[START OF Records supplied]

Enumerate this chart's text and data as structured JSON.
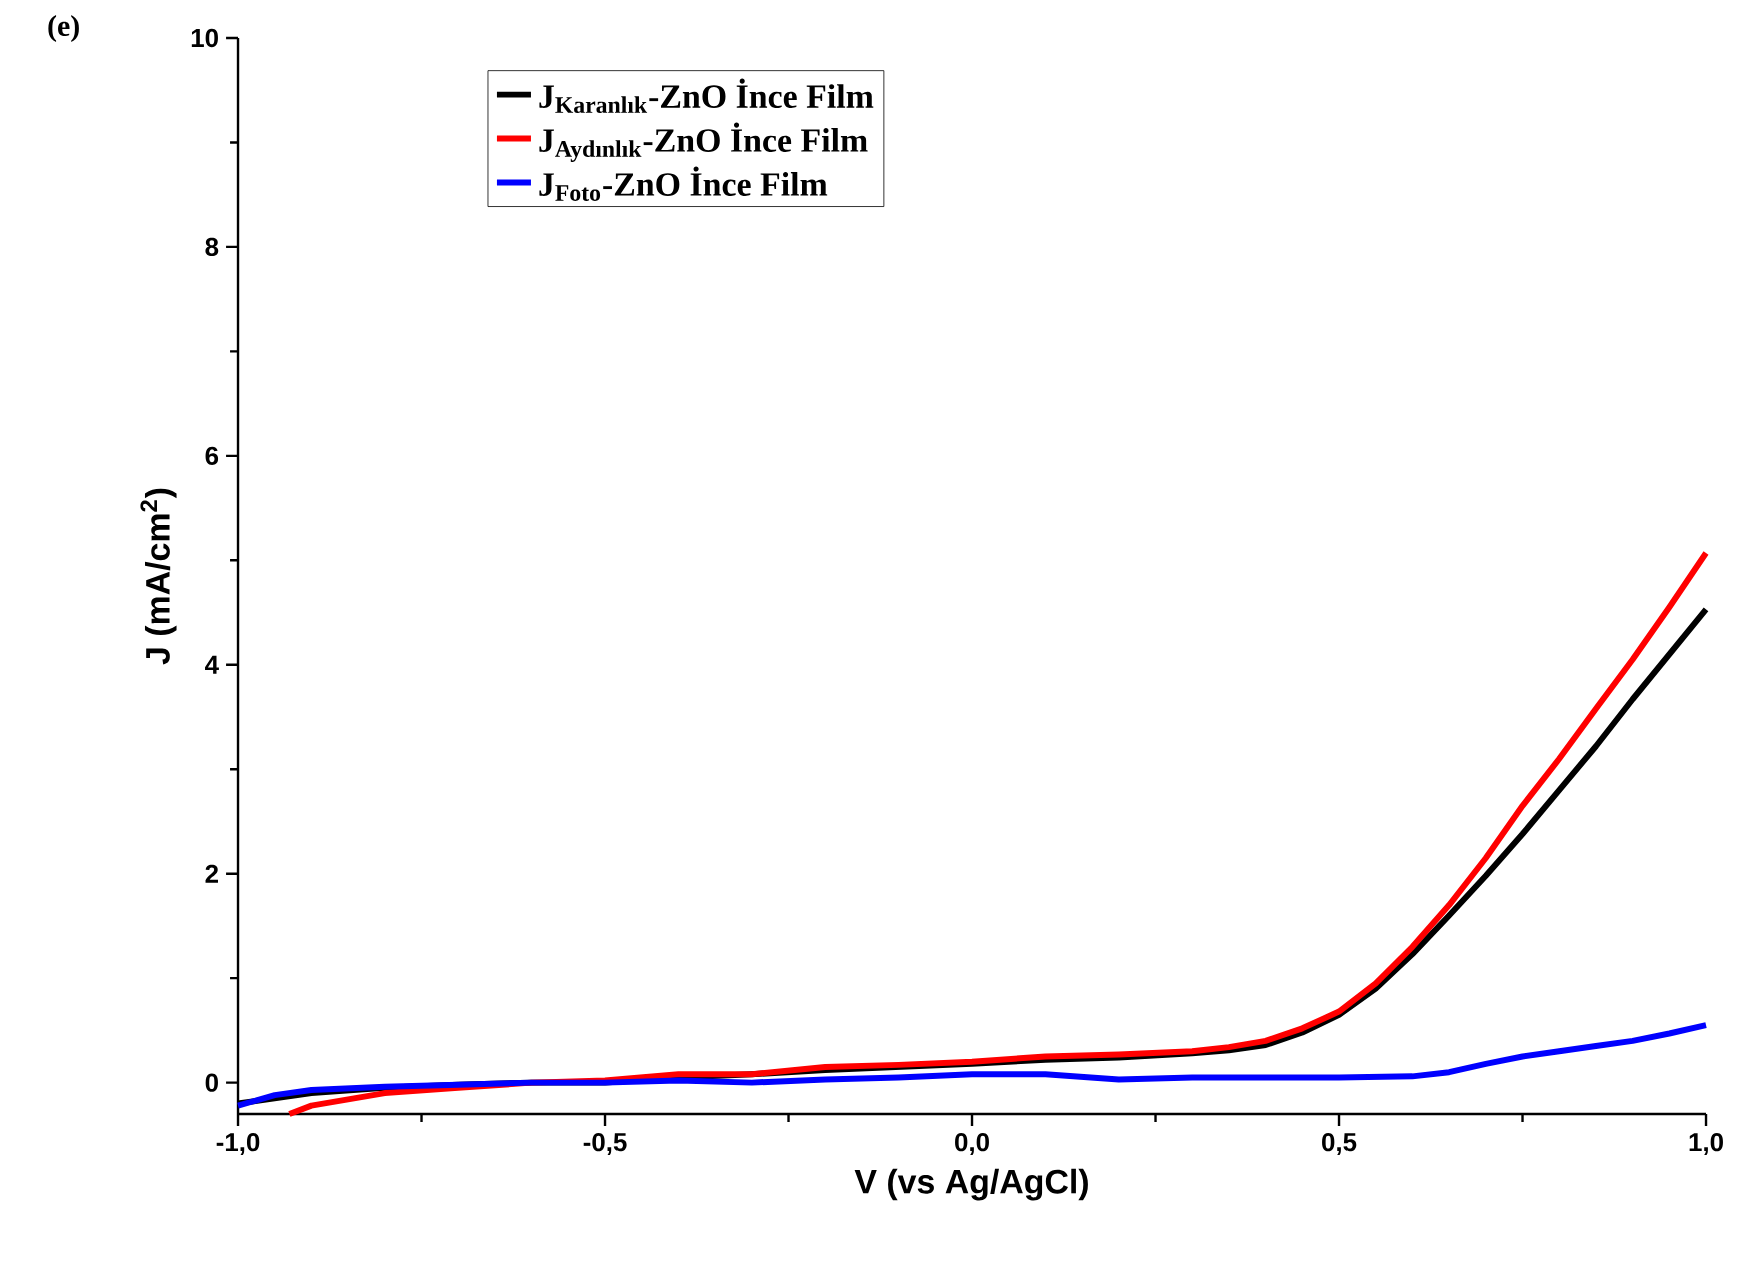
{
  "chart_data": {
    "type": "line",
    "xlabel": "V (vs Ag/AgCl)",
    "ylabel": "J (mA/cm$^{2}$)",
    "annotations": [
      "(e)"
    ],
    "xlim": [
      -1.0,
      1.0
    ],
    "ylim": [
      -0.3,
      10
    ],
    "xticks": [
      {
        "value": -1.0,
        "label": "-1,0"
      },
      {
        "value": -0.5,
        "label": "-0,5"
      },
      {
        "value": 0.0,
        "label": "0,0"
      },
      {
        "value": 0.5,
        "label": "0,5"
      },
      {
        "value": 1.0,
        "label": "1,0"
      }
    ],
    "yticks": [
      0,
      2,
      4,
      6,
      8,
      10
    ],
    "legend": "top left",
    "grid": false,
    "marker": "none",
    "line_style": "solid",
    "series": [
      {
        "name": "J$_{Karanlık}$-ZnO İnce Film",
        "color": "#000000",
        "x": [
          -1.0,
          -0.9,
          -0.8,
          -0.7,
          -0.6,
          -0.5,
          -0.4,
          -0.3,
          -0.2,
          -0.1,
          0.0,
          0.1,
          0.2,
          0.3,
          0.35,
          0.4,
          0.45,
          0.5,
          0.55,
          0.6,
          0.65,
          0.7,
          0.75,
          0.8,
          0.85,
          0.9,
          0.95,
          1.0
        ],
        "values": [
          -0.2,
          -0.1,
          -0.05,
          -0.02,
          0.0,
          0.0,
          0.05,
          0.08,
          0.12,
          0.15,
          0.18,
          0.22,
          0.24,
          0.28,
          0.31,
          0.36,
          0.48,
          0.65,
          0.9,
          1.23,
          1.6,
          1.98,
          2.38,
          2.8,
          3.22,
          3.67,
          4.1,
          4.53
        ]
      },
      {
        "name": "J$_{Aydınlık}$-ZnO İnce Film",
        "color": "#ff0000",
        "x": [
          -0.93,
          -0.9,
          -0.8,
          -0.7,
          -0.6,
          -0.5,
          -0.4,
          -0.3,
          -0.2,
          -0.1,
          0.0,
          0.1,
          0.2,
          0.3,
          0.35,
          0.4,
          0.45,
          0.5,
          0.55,
          0.6,
          0.65,
          0.7,
          0.75,
          0.8,
          0.85,
          0.9,
          0.95,
          1.0
        ],
        "values": [
          -0.3,
          -0.22,
          -0.1,
          -0.05,
          0.0,
          0.02,
          0.08,
          0.08,
          0.15,
          0.17,
          0.2,
          0.25,
          0.27,
          0.3,
          0.34,
          0.4,
          0.52,
          0.68,
          0.95,
          1.3,
          1.7,
          2.15,
          2.65,
          3.1,
          3.58,
          4.05,
          4.55,
          5.07
        ]
      },
      {
        "name": "J$_{Foto}$-ZnO İnce Film",
        "color": "#0000ff",
        "x": [
          -1.0,
          -0.95,
          -0.9,
          -0.8,
          -0.7,
          -0.6,
          -0.5,
          -0.4,
          -0.3,
          -0.2,
          -0.1,
          0.0,
          0.1,
          0.2,
          0.3,
          0.4,
          0.5,
          0.6,
          0.65,
          0.7,
          0.75,
          0.8,
          0.85,
          0.9,
          0.95,
          1.0
        ],
        "values": [
          -0.22,
          -0.12,
          -0.07,
          -0.04,
          -0.02,
          0.0,
          0.0,
          0.02,
          0.0,
          0.03,
          0.05,
          0.08,
          0.08,
          0.03,
          0.05,
          0.05,
          0.05,
          0.06,
          0.1,
          0.18,
          0.25,
          0.3,
          0.35,
          0.4,
          0.47,
          0.55
        ]
      }
    ]
  }
}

[END OF Records supplied]

◆ **Aim**: Copy out every line of the material above that mentions the word "color".

◆ **Result below**:
        "color": "#000000",
        "color": "#ff0000",
        "color": "#0000ff",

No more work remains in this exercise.